═══ Records shown
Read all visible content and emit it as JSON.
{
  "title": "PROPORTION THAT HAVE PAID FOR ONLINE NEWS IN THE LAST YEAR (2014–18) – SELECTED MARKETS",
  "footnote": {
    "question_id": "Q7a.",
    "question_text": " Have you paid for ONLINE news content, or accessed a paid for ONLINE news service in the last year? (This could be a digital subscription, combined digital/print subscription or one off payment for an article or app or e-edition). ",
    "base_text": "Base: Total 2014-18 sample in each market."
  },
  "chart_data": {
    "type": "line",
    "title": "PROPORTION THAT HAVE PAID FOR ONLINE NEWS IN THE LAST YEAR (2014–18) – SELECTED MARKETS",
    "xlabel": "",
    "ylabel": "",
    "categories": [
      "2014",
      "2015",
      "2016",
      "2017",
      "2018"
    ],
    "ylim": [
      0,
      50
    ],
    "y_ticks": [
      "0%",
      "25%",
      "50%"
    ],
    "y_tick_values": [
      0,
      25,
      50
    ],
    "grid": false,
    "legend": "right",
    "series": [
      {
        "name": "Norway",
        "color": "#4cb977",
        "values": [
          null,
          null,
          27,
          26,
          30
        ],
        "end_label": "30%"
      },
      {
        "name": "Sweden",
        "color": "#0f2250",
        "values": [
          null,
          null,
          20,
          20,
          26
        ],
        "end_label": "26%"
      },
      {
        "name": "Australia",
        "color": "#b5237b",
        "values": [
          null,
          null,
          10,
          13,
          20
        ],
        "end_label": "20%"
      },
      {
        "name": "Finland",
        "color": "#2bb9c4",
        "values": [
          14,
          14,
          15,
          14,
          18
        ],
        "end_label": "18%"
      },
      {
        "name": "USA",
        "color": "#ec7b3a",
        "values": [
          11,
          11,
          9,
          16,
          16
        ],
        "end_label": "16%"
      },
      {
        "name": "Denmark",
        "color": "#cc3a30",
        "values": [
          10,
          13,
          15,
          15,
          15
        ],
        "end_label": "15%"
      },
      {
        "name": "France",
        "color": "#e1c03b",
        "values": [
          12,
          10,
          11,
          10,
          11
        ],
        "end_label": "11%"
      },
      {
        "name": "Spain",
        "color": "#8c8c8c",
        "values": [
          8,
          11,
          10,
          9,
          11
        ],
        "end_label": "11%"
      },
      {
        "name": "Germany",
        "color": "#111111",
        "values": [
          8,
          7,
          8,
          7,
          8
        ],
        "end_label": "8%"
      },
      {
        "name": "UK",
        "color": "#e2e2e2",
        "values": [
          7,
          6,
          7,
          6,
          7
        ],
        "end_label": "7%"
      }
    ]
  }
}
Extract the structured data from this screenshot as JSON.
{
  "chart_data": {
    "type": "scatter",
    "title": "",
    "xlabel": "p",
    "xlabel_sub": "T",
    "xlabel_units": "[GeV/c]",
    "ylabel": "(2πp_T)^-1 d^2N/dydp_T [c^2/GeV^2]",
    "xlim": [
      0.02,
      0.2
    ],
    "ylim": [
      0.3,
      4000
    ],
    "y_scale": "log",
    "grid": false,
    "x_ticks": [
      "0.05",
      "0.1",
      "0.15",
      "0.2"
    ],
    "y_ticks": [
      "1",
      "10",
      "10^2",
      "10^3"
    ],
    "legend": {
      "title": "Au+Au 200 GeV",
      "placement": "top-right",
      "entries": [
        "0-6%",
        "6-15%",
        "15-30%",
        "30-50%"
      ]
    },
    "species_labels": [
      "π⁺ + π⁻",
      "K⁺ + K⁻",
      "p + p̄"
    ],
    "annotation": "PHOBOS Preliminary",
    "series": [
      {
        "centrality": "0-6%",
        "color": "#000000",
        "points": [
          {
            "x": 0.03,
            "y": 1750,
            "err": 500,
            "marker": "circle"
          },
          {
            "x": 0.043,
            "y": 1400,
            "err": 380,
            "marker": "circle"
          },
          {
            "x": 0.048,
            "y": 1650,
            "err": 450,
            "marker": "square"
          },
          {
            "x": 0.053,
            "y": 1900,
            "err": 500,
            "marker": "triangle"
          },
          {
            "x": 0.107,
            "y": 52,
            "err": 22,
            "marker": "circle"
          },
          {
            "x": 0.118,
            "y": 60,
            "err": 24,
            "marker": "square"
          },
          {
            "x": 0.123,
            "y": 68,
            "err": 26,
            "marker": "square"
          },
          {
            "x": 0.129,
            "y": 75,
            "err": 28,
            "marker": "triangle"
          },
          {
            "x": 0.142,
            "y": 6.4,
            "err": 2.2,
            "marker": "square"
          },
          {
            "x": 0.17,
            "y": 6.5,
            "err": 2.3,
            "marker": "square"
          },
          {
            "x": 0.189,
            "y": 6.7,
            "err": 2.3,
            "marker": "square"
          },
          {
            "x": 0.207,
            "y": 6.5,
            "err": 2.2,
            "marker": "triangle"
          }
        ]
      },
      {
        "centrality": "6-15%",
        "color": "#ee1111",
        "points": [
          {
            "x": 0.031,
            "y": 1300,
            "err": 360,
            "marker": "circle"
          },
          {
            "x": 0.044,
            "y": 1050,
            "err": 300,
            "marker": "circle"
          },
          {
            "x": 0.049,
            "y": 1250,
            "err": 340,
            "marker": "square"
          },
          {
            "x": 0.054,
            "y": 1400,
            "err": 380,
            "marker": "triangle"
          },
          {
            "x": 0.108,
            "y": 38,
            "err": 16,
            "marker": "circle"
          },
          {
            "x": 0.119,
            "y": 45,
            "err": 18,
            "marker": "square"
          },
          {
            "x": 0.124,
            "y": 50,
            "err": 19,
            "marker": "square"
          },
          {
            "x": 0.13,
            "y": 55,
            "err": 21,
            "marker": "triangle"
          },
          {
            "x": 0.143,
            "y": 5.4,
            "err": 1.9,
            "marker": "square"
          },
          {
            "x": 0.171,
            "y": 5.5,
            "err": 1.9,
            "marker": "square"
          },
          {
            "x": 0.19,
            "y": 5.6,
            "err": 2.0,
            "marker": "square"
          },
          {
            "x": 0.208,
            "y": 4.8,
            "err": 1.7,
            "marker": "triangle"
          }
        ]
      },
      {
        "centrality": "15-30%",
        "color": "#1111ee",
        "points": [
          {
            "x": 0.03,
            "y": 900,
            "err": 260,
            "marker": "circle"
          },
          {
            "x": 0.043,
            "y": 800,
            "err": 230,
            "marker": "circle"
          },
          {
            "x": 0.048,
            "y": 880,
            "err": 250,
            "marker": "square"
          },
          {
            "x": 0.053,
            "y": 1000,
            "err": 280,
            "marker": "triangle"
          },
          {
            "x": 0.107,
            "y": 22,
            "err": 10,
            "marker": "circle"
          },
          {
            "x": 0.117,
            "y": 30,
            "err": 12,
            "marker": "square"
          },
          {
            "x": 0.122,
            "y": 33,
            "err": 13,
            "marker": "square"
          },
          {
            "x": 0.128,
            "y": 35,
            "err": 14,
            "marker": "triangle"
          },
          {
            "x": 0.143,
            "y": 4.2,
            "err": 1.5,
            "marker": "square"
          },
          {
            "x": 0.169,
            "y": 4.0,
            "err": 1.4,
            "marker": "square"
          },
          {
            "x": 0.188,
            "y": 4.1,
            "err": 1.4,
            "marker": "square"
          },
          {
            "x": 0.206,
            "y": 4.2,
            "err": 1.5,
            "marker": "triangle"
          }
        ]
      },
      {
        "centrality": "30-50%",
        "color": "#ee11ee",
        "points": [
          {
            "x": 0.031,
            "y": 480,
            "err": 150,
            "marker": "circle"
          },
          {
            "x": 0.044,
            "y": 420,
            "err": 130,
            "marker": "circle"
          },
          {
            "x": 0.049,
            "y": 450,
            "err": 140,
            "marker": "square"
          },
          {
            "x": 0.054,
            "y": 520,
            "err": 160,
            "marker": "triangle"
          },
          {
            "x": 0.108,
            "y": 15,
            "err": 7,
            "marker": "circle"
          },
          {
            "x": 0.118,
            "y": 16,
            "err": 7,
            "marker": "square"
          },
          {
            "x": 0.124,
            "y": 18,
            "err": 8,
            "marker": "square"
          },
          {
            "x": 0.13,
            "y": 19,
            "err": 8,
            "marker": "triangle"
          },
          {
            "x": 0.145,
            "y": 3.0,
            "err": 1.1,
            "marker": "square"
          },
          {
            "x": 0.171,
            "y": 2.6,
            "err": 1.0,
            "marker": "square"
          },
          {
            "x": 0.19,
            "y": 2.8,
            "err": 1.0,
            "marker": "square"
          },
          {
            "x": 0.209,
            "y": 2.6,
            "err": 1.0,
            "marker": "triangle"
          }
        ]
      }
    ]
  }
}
══════
§ Task goal
Reproduce each line from the records that contains the word "JSON".

§ Task result
Read all visible content and emit it as JSON.
Extract the structured data from this screenshot as JSON.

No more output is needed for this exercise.